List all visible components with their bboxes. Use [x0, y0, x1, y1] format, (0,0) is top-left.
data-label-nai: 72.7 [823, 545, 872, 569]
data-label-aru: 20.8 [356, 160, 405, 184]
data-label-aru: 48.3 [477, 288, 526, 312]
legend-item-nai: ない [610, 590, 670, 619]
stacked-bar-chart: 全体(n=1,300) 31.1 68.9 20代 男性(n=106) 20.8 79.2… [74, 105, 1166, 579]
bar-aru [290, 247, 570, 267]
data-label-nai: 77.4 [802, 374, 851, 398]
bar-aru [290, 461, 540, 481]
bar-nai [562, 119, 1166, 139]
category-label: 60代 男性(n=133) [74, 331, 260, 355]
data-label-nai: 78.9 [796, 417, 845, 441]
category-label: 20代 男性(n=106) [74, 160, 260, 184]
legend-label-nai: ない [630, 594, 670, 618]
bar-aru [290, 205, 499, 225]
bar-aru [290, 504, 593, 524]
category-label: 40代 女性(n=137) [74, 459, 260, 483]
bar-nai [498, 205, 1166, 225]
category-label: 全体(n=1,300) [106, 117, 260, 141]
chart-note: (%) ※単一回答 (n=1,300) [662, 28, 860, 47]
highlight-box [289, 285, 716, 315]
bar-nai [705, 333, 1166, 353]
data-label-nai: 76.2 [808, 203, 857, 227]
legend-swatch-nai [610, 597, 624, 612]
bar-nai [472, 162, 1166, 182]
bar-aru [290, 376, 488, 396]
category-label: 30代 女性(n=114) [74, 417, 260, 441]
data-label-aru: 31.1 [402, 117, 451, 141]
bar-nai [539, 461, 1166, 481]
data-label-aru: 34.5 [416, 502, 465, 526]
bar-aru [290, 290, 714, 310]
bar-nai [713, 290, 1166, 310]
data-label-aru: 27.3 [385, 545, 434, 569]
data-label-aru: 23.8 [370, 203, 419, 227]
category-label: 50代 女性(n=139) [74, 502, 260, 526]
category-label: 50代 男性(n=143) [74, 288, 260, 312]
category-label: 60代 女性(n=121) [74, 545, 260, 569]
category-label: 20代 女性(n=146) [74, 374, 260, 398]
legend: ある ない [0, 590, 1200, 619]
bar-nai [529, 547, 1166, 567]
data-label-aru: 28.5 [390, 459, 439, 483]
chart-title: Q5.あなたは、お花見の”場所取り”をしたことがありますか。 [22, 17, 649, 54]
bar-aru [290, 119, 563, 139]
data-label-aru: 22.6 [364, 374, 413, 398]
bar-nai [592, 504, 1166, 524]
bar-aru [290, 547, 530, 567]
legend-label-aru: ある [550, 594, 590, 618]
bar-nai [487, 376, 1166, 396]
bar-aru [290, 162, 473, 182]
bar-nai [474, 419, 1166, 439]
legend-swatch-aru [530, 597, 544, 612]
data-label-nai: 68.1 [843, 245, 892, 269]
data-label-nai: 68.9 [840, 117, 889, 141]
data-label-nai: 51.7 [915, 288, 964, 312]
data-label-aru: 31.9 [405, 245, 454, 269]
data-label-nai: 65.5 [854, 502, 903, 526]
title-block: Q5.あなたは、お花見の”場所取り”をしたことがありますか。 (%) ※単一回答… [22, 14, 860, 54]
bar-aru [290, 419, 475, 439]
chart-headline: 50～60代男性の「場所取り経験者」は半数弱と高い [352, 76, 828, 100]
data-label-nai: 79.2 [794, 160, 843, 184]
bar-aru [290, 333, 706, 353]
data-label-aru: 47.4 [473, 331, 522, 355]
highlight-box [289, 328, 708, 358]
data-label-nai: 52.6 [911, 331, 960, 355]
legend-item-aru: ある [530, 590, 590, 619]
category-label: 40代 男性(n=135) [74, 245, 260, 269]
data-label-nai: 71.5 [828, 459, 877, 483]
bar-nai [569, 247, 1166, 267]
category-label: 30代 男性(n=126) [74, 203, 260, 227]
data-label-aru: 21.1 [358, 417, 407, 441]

· · · · · · ·

== GOAL ==
Copy every row above, character for character, leaving nothing out and changing nothing.

== FINISHED EXERCISE ==
List all visible components with their bboxes. Use [x0, y0, x1, y1] format, (0,0) is top-left.
data-label-nai: 72.7 [823, 545, 872, 569]
data-label-aru: 20.8 [356, 160, 405, 184]
data-label-aru: 48.3 [477, 288, 526, 312]
legend-item-nai: ない [610, 590, 670, 619]
stacked-bar-chart: 全体(n=1,300) 31.1 68.9 20代 男性(n=106) 20.8 79.2… [74, 105, 1166, 579]
bar-aru [290, 247, 570, 267]
data-label-nai: 77.4 [802, 374, 851, 398]
bar-aru [290, 461, 540, 481]
bar-nai [562, 119, 1166, 139]
category-label: 60代 男性(n=133) [74, 331, 260, 355]
data-label-nai: 78.9 [796, 417, 845, 441]
category-label: 20代 男性(n=106) [74, 160, 260, 184]
legend-label-nai: ない [630, 594, 670, 618]
bar-aru [290, 205, 499, 225]
bar-aru [290, 504, 593, 524]
category-label: 40代 女性(n=137) [74, 459, 260, 483]
bar-nai [498, 205, 1166, 225]
category-label: 全体(n=1,300) [106, 117, 260, 141]
chart-note: (%) ※単一回答 (n=1,300) [662, 28, 860, 47]
highlight-box [289, 285, 716, 315]
bar-nai [705, 333, 1166, 353]
data-label-nai: 76.2 [808, 203, 857, 227]
legend-swatch-nai [610, 597, 624, 612]
bar-nai [472, 162, 1166, 182]
bar-aru [290, 376, 488, 396]
category-label: 30代 女性(n=114) [74, 417, 260, 441]
data-label-aru: 31.1 [402, 117, 451, 141]
bar-nai [539, 461, 1166, 481]
data-label-aru: 34.5 [416, 502, 465, 526]
bar-aru [290, 290, 714, 310]
bar-nai [713, 290, 1166, 310]
data-label-aru: 27.3 [385, 545, 434, 569]
data-label-aru: 23.8 [370, 203, 419, 227]
category-label: 50代 女性(n=139) [74, 502, 260, 526]
category-label: 50代 男性(n=143) [74, 288, 260, 312]
category-label: 60代 女性(n=121) [74, 545, 260, 569]
category-label: 20代 女性(n=146) [74, 374, 260, 398]
legend: ある ない [0, 590, 1200, 619]
bar-nai [529, 547, 1166, 567]
data-label-aru: 28.5 [390, 459, 439, 483]
chart-title: Q5.あなたは、お花見の”場所取り”をしたことがありますか。 [22, 17, 649, 54]
bar-aru [290, 119, 563, 139]
data-label-aru: 22.6 [364, 374, 413, 398]
bar-nai [592, 504, 1166, 524]
bar-aru [290, 547, 530, 567]
legend-label-aru: ある [550, 594, 590, 618]
bar-nai [487, 376, 1166, 396]
bar-aru [290, 162, 473, 182]
bar-nai [474, 419, 1166, 439]
legend-swatch-aru [530, 597, 544, 612]
data-label-nai: 68.1 [843, 245, 892, 269]
data-label-nai: 68.9 [840, 117, 889, 141]
data-label-nai: 51.7 [915, 288, 964, 312]
data-label-aru: 31.9 [405, 245, 454, 269]
data-label-nai: 65.5 [854, 502, 903, 526]
title-block: Q5.あなたは、お花見の”場所取り”をしたことがありますか。 (%) ※単一回答… [22, 14, 860, 54]
bar-aru [290, 419, 475, 439]
chart-headline: 50～60代男性の「場所取り経験者」は半数弱と高い [352, 76, 828, 100]
data-label-nai: 79.2 [794, 160, 843, 184]
bar-aru [290, 333, 706, 353]
data-label-aru: 47.4 [473, 331, 522, 355]
highlight-box [289, 328, 708, 358]
data-label-nai: 52.6 [911, 331, 960, 355]
legend-item-aru: ある [530, 590, 590, 619]
category-label: 40代 男性(n=135) [74, 245, 260, 269]
data-label-nai: 71.5 [828, 459, 877, 483]
bar-nai [569, 247, 1166, 267]
category-label: 30代 男性(n=126) [74, 203, 260, 227]
data-label-aru: 21.1 [358, 417, 407, 441]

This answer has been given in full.